■ **Extracted information**:
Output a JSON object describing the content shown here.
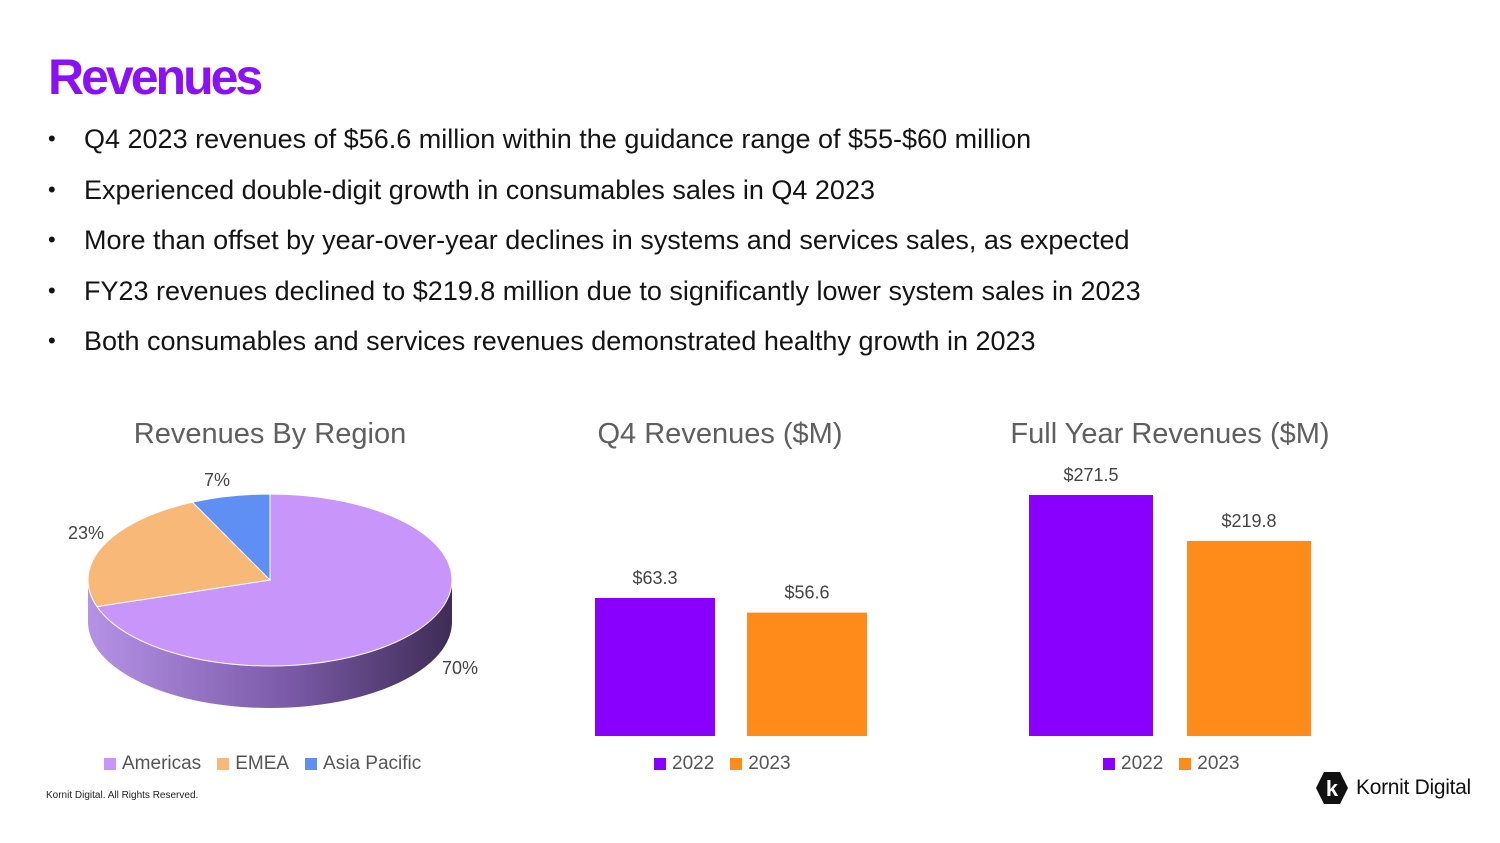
{
  "header": {
    "title": "Revenues"
  },
  "bullets": [
    "Q4 2023 revenues of $56.6 million within the guidance range of $55-$60 million",
    "Experienced double-digit growth in consumables sales in Q4 2023",
    "More than offset by year-over-year declines in systems and services sales, as expected",
    "FY23 revenues declined to $219.8 million due to significantly lower system sales in 2023",
    "Both consumables and services revenues demonstrated healthy growth in 2023"
  ],
  "bullet_symbol": "•",
  "chart_data": [
    {
      "type": "pie",
      "title": "Revenues By Region",
      "labels": [
        "Americas",
        "EMEA",
        "Asia Pacific"
      ],
      "values": [
        70,
        23,
        7
      ],
      "value_labels": [
        "70%",
        "23%",
        "7%"
      ],
      "colors": [
        "#c896fa",
        "#f8b878",
        "#5f8ff2"
      ],
      "legend_position": "bottom"
    },
    {
      "type": "bar",
      "title": "Q4 Revenues ($M)",
      "categories": [
        "2022",
        "2023"
      ],
      "values": [
        63.3,
        56.6
      ],
      "value_labels": [
        "$63.3",
        "$56.6"
      ],
      "colors": [
        "#8a00ff",
        "#ff8c1a"
      ],
      "legend_position": "bottom"
    },
    {
      "type": "bar",
      "title": "Full Year Revenues ($M)",
      "categories": [
        "2022",
        "2023"
      ],
      "values": [
        271.5,
        219.8
      ],
      "value_labels": [
        "$271.5",
        "$219.8"
      ],
      "colors": [
        "#8a00ff",
        "#ff8c1a"
      ],
      "legend_position": "bottom"
    }
  ],
  "footer": {
    "copyright": "Kornit Digital. All Rights Reserved.",
    "logo_text": "Kornit Digital",
    "logo_letter": "k"
  },
  "colors": {
    "title": "#8a10f5",
    "chart_title": "#5f5f5f"
  }
}
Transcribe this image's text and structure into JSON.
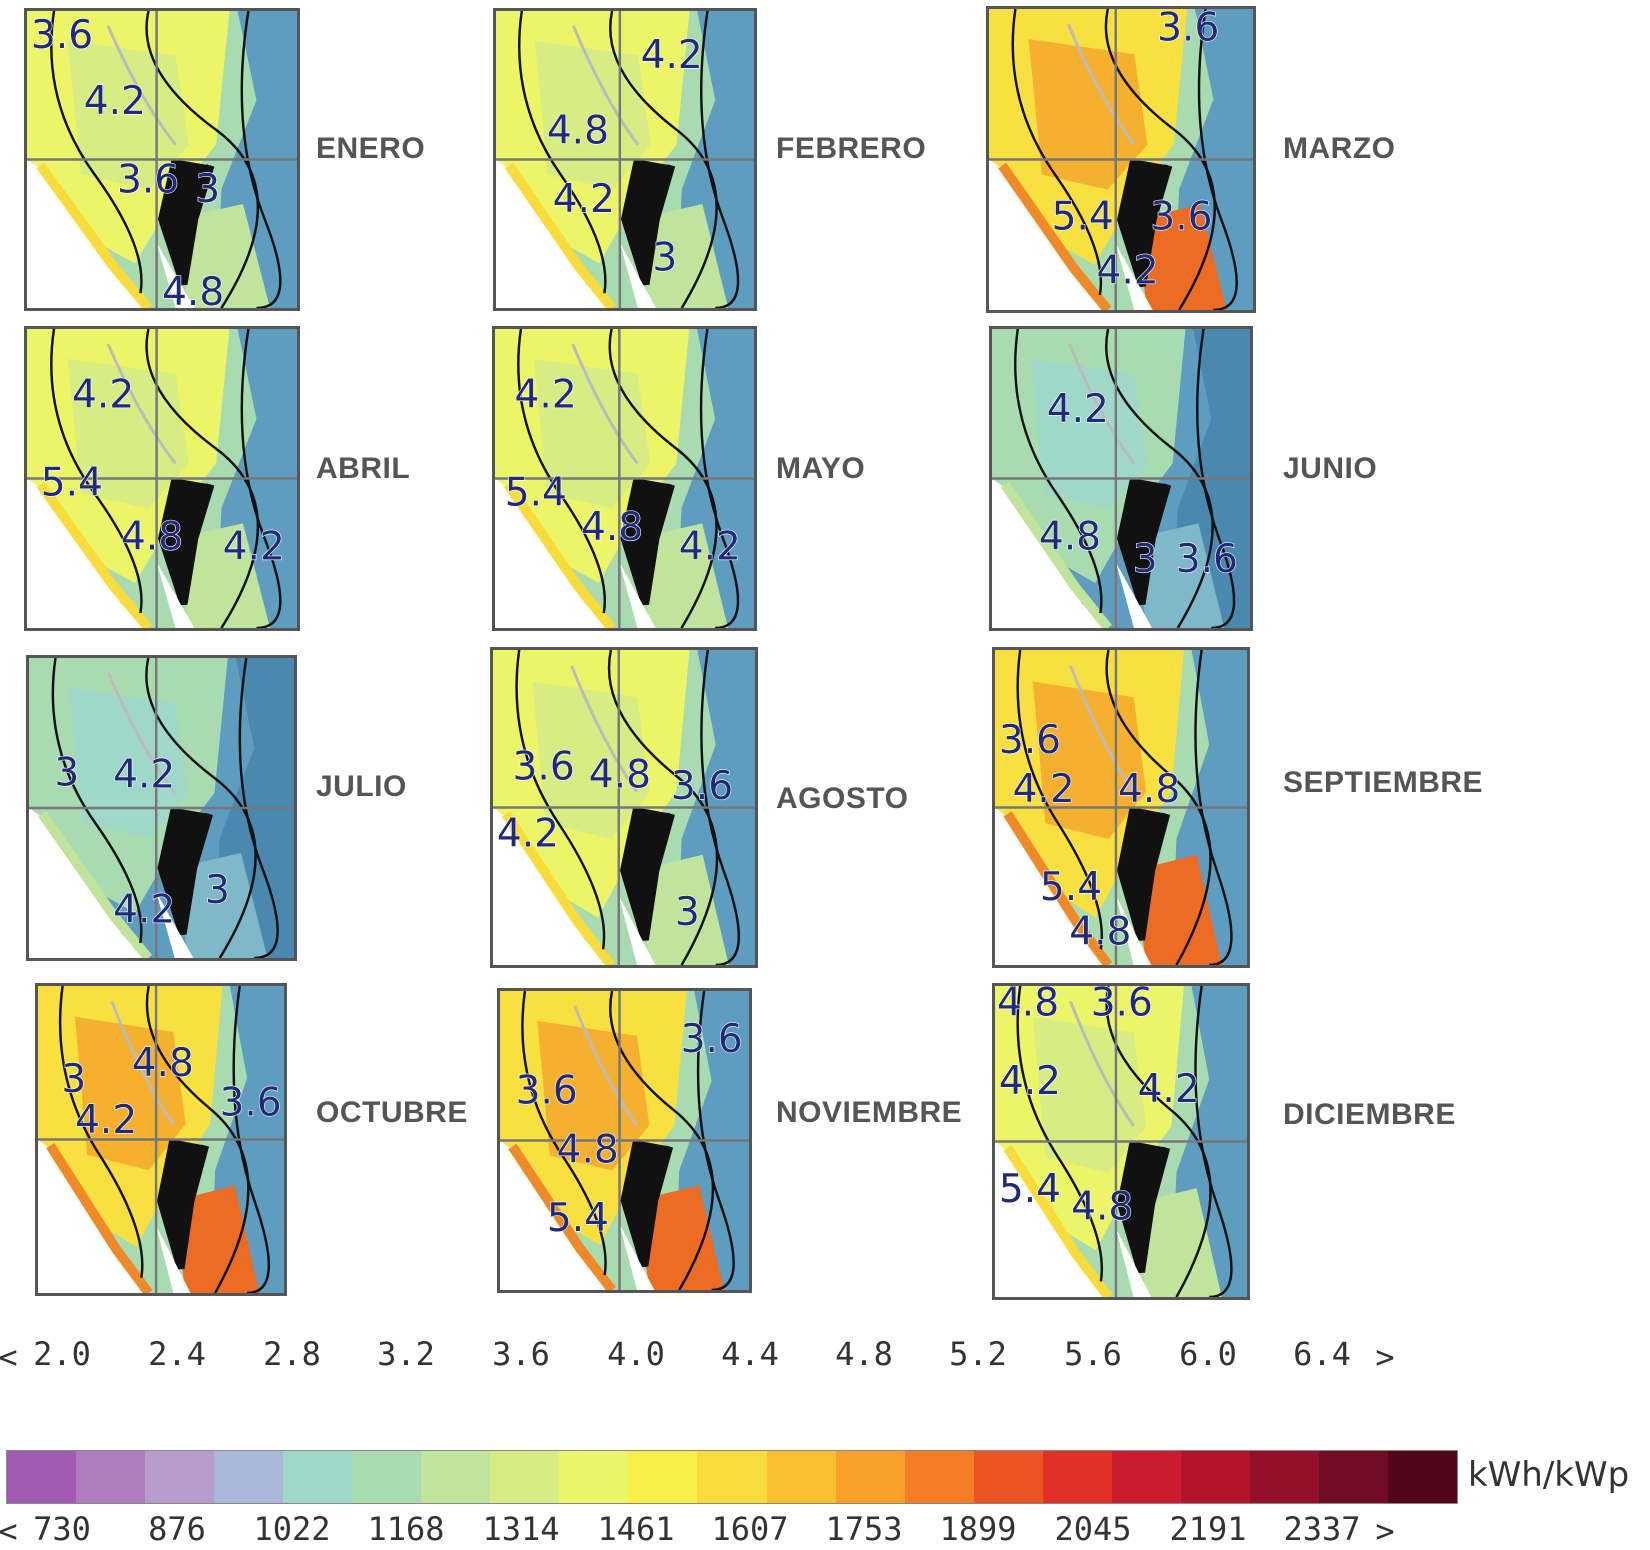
{
  "months": [
    "ENERO",
    "FEBRERO",
    "MARZO",
    "ABRIL",
    "MAYO",
    "JUNIO",
    "JULIO",
    "AGOSTO",
    "SEPTIEMBRE",
    "OCTUBRE",
    "NOVIEMBRE",
    "DICIEMBRE"
  ],
  "contour_labels": [
    [
      "3.6",
      "4.2",
      "4.8",
      "3.6",
      "3"
    ],
    [
      "4.2",
      "4.8",
      "4.2",
      "3"
    ],
    [
      "3.6",
      "5.4",
      "3.6",
      "4.2"
    ],
    [
      "4.2",
      "5.4",
      "4.8",
      "4.2"
    ],
    [
      "4.2",
      "5.4",
      "4.8",
      "4.2"
    ],
    [
      "4.2",
      "4.8",
      "3",
      "3.6"
    ],
    [
      "4.2",
      "3",
      "4.2",
      "3"
    ],
    [
      "3.6",
      "4.8",
      "3.6",
      "4.2",
      "3"
    ],
    [
      "3.6",
      "4.2",
      "4.8",
      "5.4",
      "4.8"
    ],
    [
      "4.8",
      "3",
      "4.2",
      "3.6"
    ],
    [
      "3.6",
      "3.6",
      "4.8",
      "5.4"
    ],
    [
      "4.8",
      "3.6",
      "4.2",
      "4.2",
      "5.4",
      "4.8"
    ]
  ],
  "legend": {
    "daily_ticks": [
      "2.0",
      "2.4",
      "2.8",
      "3.2",
      "3.6",
      "4.0",
      "4.4",
      "4.8",
      "5.2",
      "5.6",
      "6.0",
      "6.4"
    ],
    "annual_ticks": [
      "730",
      "876",
      "1022",
      "1168",
      "1314",
      "1461",
      "1607",
      "1753",
      "1899",
      "2045",
      "2191",
      "2337"
    ],
    "less_than": "<",
    "greater_than": ">",
    "unit": "kWh/kWp",
    "colors": [
      "#a05cb0",
      "#b07cc0",
      "#b89ccc",
      "#a9b8d8",
      "#9fd8c8",
      "#a8dcb0",
      "#c0e49c",
      "#d8ec84",
      "#ecf468",
      "#f6f048",
      "#f8dc3c",
      "#f8c030",
      "#f8a028",
      "#f47c24",
      "#ec5424",
      "#e03028",
      "#cc1c30",
      "#b4142c",
      "#94102a",
      "#700c24",
      "#500818"
    ]
  }
}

■ **Required work**: Each record above must be returned exactly as written, with its pictures omitted.

■ **Answer**:
Output a JSON object describing the content shown here.
{
  "header": {
    "title": "Revenues"
  },
  "bullets": [
    "Q4 2023 revenues of $56.6 million within the guidance range of $55-$60 million",
    "Experienced double-digit growth in consumables sales in Q4 2023",
    "More than offset by year-over-year declines in systems and services sales, as expected",
    "FY23 revenues declined to $219.8 million due to significantly lower system sales in 2023",
    "Both consumables and services revenues demonstrated healthy growth in 2023"
  ],
  "bullet_symbol": "•",
  "chart_data": [
    {
      "type": "pie",
      "title": "Revenues By Region",
      "labels": [
        "Americas",
        "EMEA",
        "Asia Pacific"
      ],
      "values": [
        70,
        23,
        7
      ],
      "value_labels": [
        "70%",
        "23%",
        "7%"
      ],
      "colors": [
        "#c896fa",
        "#f8b878",
        "#5f8ff2"
      ],
      "legend_position": "bottom"
    },
    {
      "type": "bar",
      "title": "Q4 Revenues ($M)",
      "categories": [
        "2022",
        "2023"
      ],
      "values": [
        63.3,
        56.6
      ],
      "value_labels": [
        "$63.3",
        "$56.6"
      ],
      "colors": [
        "#8a00ff",
        "#ff8c1a"
      ],
      "legend_position": "bottom"
    },
    {
      "type": "bar",
      "title": "Full Year Revenues ($M)",
      "categories": [
        "2022",
        "2023"
      ],
      "values": [
        271.5,
        219.8
      ],
      "value_labels": [
        "$271.5",
        "$219.8"
      ],
      "colors": [
        "#8a00ff",
        "#ff8c1a"
      ],
      "legend_position": "bottom"
    }
  ],
  "footer": {
    "copyright": "Kornit Digital. All Rights Reserved.",
    "logo_text": "Kornit Digital",
    "logo_letter": "k"
  },
  "colors": {
    "title": "#8a10f5",
    "chart_title": "#5f5f5f"
  }
}
Transcribe this image's text and structure into JSON.
{
  "months": [
    "ENERO",
    "FEBRERO",
    "MARZO",
    "ABRIL",
    "MAYO",
    "JUNIO",
    "JULIO",
    "AGOSTO",
    "SEPTIEMBRE",
    "OCTUBRE",
    "NOVIEMBRE",
    "DICIEMBRE"
  ],
  "contour_labels": [
    [
      "3.6",
      "4.2",
      "4.8",
      "3.6",
      "3"
    ],
    [
      "4.2",
      "4.8",
      "4.2",
      "3"
    ],
    [
      "3.6",
      "5.4",
      "3.6",
      "4.2"
    ],
    [
      "4.2",
      "5.4",
      "4.8",
      "4.2"
    ],
    [
      "4.2",
      "5.4",
      "4.8",
      "4.2"
    ],
    [
      "4.2",
      "4.8",
      "3",
      "3.6"
    ],
    [
      "4.2",
      "3",
      "4.2",
      "3"
    ],
    [
      "3.6",
      "4.8",
      "3.6",
      "4.2",
      "3"
    ],
    [
      "3.6",
      "4.2",
      "4.8",
      "5.4",
      "4.8"
    ],
    [
      "4.8",
      "3",
      "4.2",
      "3.6"
    ],
    [
      "3.6",
      "3.6",
      "4.8",
      "5.4"
    ],
    [
      "4.8",
      "3.6",
      "4.2",
      "4.2",
      "5.4",
      "4.8"
    ]
  ],
  "legend": {
    "daily_ticks": [
      "2.0",
      "2.4",
      "2.8",
      "3.2",
      "3.6",
      "4.0",
      "4.4",
      "4.8",
      "5.2",
      "5.6",
      "6.0",
      "6.4"
    ],
    "annual_ticks": [
      "730",
      "876",
      "1022",
      "1168",
      "1314",
      "1461",
      "1607",
      "1753",
      "1899",
      "2045",
      "2191",
      "2337"
    ],
    "less_than": "<",
    "greater_than": ">",
    "unit": "kWh/kWp",
    "colors": [
      "#a05cb0",
      "#b07cc0",
      "#b89ccc",
      "#a9b8d8",
      "#9fd8c8",
      "#a8dcb0",
      "#c0e49c",
      "#d8ec84",
      "#ecf468",
      "#f6f048",
      "#f8dc3c",
      "#f8c030",
      "#f8a028",
      "#f47c24",
      "#ec5424",
      "#e03028",
      "#cc1c30",
      "#b4142c",
      "#94102a",
      "#700c24",
      "#500818"
    ]
  }
}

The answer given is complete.